Written exercise: Copy the records verbatim, from the first line of the records through the line containing "Give me the", with both ends included. Omit the pictures from your copy.

Annotations of page elements
»»

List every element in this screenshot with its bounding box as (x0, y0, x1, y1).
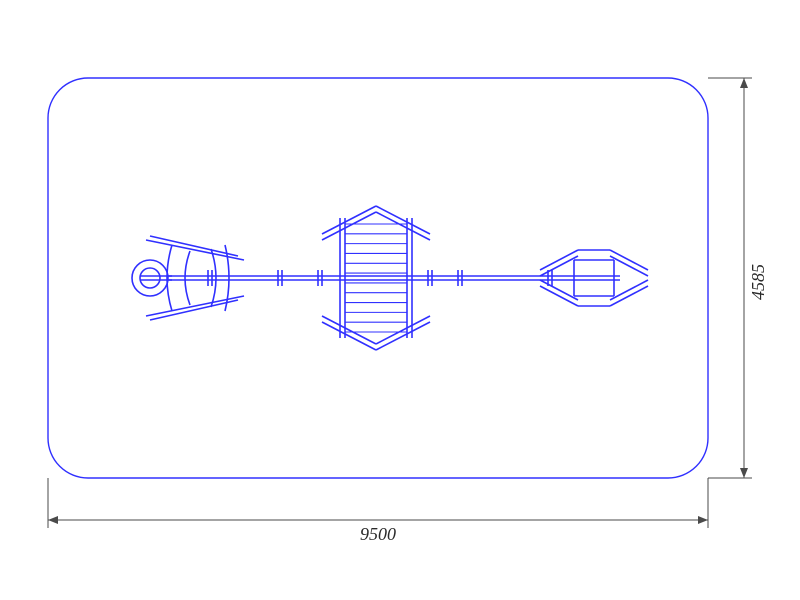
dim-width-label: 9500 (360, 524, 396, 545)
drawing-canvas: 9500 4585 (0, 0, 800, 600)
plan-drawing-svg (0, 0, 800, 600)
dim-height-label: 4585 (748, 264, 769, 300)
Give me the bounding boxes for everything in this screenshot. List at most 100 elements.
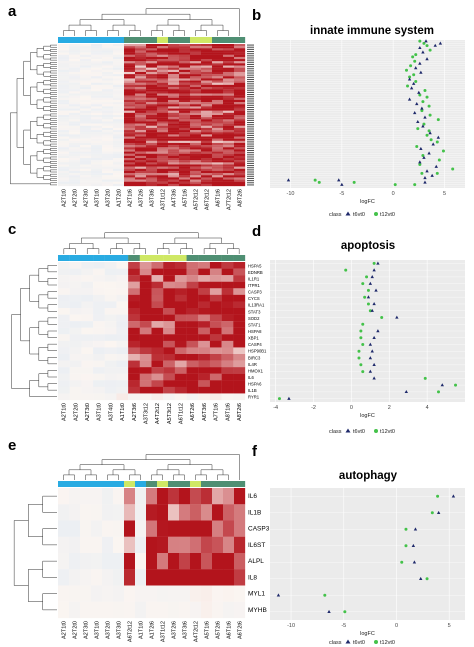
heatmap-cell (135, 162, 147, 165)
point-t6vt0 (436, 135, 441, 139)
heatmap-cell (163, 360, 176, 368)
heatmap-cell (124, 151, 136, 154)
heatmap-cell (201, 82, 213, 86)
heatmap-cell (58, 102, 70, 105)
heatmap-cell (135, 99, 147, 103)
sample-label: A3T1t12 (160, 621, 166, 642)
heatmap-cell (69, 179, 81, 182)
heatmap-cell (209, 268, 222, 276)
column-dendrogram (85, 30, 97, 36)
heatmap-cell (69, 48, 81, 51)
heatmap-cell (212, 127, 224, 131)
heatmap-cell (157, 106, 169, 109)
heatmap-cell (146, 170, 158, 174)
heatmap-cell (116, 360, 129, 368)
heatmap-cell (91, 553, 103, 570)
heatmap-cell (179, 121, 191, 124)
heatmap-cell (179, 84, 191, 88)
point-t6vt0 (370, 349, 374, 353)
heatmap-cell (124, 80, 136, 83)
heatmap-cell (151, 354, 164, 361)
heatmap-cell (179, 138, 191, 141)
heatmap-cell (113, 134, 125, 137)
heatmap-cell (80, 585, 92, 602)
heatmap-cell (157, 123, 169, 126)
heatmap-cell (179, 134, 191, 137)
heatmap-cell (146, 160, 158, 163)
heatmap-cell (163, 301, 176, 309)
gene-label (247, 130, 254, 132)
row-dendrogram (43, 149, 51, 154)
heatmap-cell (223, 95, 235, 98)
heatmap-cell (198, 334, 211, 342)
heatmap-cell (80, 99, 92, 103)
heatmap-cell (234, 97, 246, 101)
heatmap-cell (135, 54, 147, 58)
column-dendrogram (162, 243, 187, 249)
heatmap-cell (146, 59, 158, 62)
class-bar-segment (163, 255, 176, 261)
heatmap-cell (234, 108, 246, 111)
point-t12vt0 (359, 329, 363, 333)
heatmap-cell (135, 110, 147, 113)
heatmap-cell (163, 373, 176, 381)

««

Task answer:
List every element in this screenshot with its bounding box as (x0, y0, x1, y1).
dim-width-label: 9500 (360, 524, 396, 545)
drawing-canvas: 9500 4585 (0, 0, 800, 600)
plan-drawing-svg (0, 0, 800, 600)
dim-height-label: 4585 (748, 264, 769, 300)
Give me the bounding boxes for everything in this screenshot. List at most 100 elements.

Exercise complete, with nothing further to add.